Document transcription data
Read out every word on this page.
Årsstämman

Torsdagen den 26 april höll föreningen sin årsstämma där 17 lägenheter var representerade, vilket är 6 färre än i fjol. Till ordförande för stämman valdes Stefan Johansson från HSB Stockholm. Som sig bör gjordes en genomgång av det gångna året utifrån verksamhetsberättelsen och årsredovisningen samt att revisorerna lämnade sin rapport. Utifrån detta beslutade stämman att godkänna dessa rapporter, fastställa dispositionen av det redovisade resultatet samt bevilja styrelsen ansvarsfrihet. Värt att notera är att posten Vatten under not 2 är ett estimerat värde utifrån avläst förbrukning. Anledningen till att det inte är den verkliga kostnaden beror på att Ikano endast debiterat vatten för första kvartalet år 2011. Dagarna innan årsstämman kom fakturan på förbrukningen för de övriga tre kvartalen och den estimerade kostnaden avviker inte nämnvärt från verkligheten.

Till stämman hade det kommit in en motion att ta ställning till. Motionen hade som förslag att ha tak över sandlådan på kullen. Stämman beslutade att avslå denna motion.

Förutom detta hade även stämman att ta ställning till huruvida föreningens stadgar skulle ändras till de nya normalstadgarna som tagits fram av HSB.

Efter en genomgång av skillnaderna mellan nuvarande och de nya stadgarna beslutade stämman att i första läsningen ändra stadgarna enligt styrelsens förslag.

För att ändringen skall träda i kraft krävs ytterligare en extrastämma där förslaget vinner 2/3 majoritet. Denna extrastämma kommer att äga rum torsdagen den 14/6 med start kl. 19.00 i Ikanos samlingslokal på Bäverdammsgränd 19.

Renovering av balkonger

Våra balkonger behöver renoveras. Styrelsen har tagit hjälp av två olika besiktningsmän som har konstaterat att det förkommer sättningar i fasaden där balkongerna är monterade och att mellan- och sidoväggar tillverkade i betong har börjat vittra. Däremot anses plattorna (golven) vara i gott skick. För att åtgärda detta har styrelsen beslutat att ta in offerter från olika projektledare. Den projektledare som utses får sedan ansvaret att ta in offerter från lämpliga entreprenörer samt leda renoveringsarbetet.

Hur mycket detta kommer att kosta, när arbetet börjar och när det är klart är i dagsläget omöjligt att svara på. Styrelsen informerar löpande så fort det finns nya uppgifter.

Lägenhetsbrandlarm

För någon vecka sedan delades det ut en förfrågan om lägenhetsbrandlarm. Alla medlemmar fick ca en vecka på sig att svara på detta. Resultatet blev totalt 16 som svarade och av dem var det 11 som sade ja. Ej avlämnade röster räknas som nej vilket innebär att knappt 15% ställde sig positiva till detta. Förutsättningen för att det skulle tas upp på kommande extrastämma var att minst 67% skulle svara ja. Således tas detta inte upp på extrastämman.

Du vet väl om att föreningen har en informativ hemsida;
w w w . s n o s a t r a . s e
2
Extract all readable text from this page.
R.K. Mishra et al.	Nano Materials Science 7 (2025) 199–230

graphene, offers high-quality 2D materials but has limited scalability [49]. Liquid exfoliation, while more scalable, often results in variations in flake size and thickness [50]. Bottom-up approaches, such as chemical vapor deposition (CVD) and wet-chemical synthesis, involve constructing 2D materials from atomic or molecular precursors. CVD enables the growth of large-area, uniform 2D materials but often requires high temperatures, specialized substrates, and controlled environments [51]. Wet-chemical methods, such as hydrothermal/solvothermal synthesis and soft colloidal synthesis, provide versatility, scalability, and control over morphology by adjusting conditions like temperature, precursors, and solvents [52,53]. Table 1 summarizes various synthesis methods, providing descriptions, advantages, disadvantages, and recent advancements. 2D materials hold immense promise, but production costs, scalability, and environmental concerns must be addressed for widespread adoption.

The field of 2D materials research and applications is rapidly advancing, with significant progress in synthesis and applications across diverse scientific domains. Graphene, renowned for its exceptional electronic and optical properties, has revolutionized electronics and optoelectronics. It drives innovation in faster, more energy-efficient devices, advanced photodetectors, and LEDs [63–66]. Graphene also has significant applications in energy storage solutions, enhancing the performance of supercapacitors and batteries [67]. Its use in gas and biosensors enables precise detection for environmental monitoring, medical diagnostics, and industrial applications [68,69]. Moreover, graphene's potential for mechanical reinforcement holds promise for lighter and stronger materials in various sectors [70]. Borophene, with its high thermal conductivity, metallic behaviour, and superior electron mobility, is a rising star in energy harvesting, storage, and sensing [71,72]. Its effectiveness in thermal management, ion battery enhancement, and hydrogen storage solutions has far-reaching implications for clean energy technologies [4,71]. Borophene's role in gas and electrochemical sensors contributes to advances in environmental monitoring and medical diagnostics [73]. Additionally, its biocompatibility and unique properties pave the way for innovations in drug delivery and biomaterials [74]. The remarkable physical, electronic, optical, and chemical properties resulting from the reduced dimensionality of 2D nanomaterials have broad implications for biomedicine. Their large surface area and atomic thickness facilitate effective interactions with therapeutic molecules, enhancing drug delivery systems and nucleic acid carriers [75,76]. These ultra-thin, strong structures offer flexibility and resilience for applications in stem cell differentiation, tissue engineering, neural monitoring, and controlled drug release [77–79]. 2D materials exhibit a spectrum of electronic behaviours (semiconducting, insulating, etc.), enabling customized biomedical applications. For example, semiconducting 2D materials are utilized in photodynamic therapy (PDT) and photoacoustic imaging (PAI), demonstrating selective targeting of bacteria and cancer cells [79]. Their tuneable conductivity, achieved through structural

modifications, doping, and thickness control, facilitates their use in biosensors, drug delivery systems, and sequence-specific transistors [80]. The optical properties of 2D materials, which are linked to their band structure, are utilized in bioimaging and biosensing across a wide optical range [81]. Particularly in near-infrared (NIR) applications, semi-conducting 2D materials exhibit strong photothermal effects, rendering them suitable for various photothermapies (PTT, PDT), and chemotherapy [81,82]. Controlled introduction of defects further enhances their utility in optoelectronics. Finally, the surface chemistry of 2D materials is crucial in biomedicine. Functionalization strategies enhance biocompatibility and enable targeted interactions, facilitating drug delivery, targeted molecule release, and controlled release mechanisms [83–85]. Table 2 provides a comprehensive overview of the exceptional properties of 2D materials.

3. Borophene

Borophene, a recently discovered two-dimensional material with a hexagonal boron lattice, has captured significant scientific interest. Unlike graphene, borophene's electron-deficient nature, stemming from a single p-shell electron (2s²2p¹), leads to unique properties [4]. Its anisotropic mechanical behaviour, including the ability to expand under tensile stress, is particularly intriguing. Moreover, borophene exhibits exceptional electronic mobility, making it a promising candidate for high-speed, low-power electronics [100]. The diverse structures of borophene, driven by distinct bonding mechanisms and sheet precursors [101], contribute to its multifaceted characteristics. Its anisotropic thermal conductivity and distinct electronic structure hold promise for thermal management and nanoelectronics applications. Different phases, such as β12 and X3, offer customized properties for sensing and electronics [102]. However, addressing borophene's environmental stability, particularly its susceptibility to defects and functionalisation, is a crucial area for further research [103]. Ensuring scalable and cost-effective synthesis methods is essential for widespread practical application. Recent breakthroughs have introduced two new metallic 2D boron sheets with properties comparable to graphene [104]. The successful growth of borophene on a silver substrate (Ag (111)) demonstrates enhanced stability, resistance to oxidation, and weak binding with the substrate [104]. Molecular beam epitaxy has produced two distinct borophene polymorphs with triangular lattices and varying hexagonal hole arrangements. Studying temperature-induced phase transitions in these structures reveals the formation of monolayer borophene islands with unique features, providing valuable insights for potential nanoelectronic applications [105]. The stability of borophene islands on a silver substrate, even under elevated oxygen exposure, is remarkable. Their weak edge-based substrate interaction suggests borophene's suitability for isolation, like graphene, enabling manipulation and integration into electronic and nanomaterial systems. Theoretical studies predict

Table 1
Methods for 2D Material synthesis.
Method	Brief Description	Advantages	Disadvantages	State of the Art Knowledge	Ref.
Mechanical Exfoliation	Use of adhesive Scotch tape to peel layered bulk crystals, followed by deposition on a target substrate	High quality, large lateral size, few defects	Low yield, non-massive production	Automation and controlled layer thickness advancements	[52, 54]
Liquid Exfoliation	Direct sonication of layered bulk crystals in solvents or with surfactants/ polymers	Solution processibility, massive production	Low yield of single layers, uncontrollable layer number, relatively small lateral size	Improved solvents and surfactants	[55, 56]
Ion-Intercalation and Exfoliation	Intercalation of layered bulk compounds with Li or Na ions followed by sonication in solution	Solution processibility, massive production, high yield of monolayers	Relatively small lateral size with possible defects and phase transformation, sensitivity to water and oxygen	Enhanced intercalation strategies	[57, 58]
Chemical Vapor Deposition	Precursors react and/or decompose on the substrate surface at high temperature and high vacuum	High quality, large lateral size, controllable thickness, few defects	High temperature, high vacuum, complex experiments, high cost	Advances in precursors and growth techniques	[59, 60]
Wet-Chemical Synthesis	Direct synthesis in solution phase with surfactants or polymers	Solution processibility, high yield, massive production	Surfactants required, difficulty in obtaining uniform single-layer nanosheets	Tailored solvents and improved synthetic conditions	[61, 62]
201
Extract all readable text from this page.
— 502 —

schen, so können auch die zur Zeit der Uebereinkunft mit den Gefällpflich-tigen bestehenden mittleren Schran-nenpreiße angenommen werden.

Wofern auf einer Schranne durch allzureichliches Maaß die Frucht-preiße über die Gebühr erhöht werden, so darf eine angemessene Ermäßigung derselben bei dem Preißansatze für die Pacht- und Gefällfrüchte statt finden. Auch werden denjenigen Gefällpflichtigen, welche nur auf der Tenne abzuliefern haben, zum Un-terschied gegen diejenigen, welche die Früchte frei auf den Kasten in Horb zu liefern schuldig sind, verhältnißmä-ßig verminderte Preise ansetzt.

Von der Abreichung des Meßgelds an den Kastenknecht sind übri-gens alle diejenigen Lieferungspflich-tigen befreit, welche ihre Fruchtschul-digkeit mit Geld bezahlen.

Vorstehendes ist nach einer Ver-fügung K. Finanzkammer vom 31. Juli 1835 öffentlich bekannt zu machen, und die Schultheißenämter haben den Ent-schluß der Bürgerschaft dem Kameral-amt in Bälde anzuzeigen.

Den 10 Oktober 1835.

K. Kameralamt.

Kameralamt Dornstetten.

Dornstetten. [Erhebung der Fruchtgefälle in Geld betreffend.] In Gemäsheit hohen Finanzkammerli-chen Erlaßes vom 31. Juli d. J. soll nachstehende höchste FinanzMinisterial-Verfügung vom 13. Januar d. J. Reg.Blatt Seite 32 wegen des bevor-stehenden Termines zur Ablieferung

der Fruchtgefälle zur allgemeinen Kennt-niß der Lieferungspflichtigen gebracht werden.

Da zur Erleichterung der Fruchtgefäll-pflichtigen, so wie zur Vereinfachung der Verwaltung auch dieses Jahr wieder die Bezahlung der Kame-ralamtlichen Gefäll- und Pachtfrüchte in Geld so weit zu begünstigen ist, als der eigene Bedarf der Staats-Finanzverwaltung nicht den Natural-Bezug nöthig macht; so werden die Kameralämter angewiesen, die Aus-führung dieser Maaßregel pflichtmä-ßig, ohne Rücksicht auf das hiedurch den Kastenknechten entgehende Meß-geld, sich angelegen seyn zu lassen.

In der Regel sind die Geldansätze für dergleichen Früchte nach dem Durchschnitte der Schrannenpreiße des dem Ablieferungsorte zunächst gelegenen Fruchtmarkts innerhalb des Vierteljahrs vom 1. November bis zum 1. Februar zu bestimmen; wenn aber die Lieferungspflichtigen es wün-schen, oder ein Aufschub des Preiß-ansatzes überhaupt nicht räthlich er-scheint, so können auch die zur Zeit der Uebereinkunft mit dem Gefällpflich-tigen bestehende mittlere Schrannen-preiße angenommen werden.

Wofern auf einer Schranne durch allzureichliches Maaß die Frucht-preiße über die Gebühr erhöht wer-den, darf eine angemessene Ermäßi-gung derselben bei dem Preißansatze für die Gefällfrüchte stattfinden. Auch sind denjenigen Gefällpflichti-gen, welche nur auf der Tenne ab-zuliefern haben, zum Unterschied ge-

** EXERCISE DETAILS **
Filter the records for lines containing the word "Dornstetten" and copy each one.

** EXERCISE SOLUTION **
Kameralamt Dornstetten.
Dornstetten. [Erhebung der Fruchtgefälle in Geld betreffend.] In Gemäsheit hohen Finanzkammerli-chen Erlaßes vom 31. Juli d. J. soll nachstehende höchste FinanzMinisterial-Verfügung vom 13. Januar d. J. Reg.Blatt Seite 32 wegen des bevor-stehenden Termines zur Ablieferung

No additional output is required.